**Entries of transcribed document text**
◇ ◇ ◇ ◇

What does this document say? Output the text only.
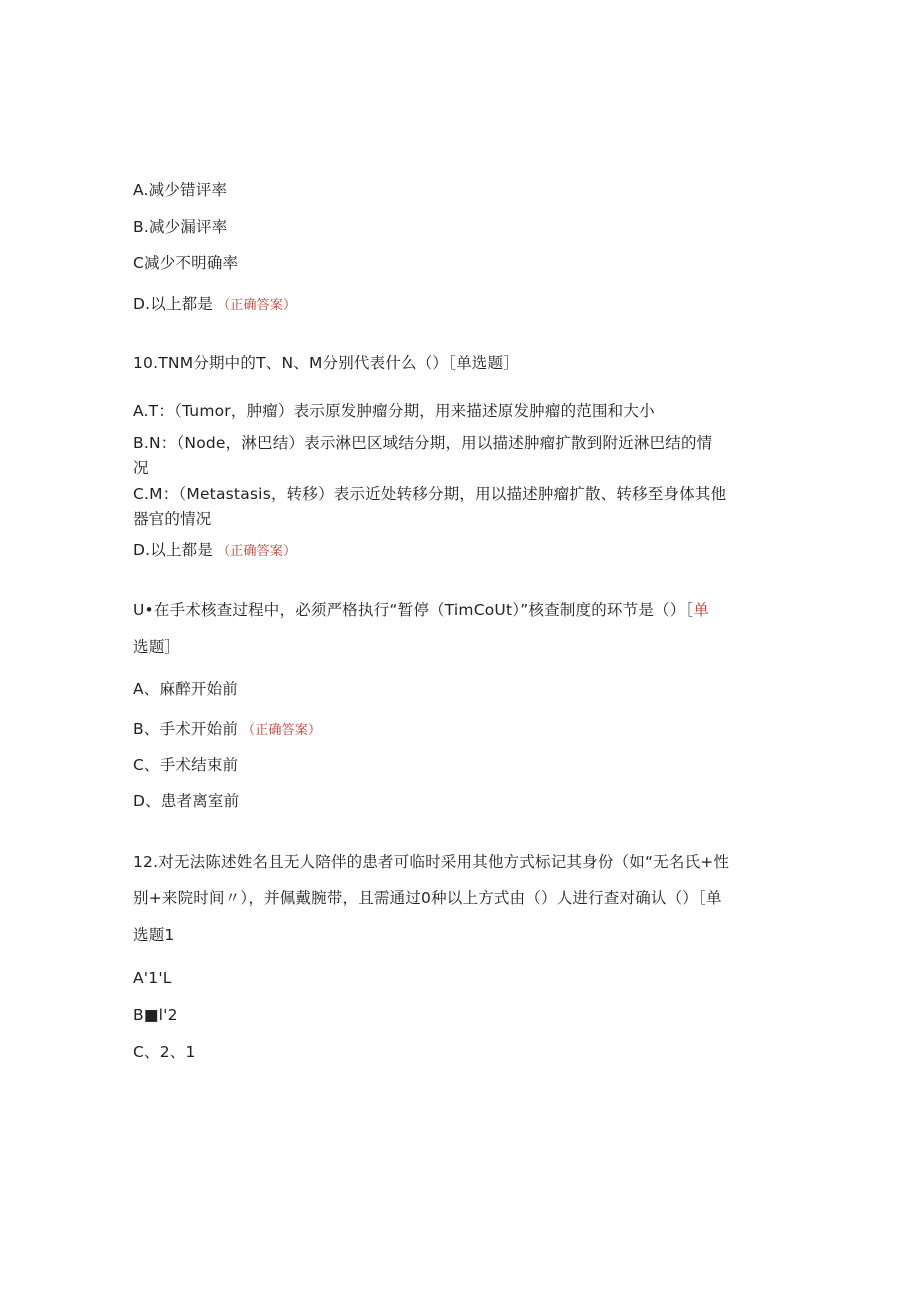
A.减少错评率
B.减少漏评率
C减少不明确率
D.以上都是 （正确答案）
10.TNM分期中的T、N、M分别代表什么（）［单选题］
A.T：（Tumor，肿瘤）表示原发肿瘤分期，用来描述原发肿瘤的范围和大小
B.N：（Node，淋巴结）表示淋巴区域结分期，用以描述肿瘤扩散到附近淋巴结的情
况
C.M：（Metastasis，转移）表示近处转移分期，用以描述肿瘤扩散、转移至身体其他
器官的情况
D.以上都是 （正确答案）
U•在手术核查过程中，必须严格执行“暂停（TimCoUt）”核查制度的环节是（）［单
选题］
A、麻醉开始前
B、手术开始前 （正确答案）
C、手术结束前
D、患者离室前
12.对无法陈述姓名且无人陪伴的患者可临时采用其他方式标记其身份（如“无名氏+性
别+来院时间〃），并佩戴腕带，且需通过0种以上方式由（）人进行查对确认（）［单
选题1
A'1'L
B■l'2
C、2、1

◇ ◇ ◇ ◇

**Task prompt**
Since the pictures don't belong in the copy, copy only the rest of the entries above exactly.

**Solution to the problem**
What does this document say? Output the text only.
A.减少错评率
B.减少漏评率
C减少不明确率
D.以上都是 （正确答案）
10.TNM分期中的T、N、M分别代表什么（）［单选题］
A.T：（Tumor，肿瘤）表示原发肿瘤分期，用来描述原发肿瘤的范围和大小
B.N：（Node，淋巴结）表示淋巴区域结分期，用以描述肿瘤扩散到附近淋巴结的情
况
C.M：（Metastasis，转移）表示近处转移分期，用以描述肿瘤扩散、转移至身体其他
器官的情况
D.以上都是 （正确答案）
U•在手术核查过程中，必须严格执行“暂停（TimCoUt）”核查制度的环节是（）［单
选题］
A、麻醉开始前
B、手术开始前 （正确答案）
C、手术结束前
D、患者离室前
12.对无法陈述姓名且无人陪伴的患者可临时采用其他方式标记其身份（如“无名氏+性
别+来院时间〃），并佩戴腕带，且需通过0种以上方式由（）人进行查对确认（）［单
选题1
A'1'L
B■l'2
C、2、1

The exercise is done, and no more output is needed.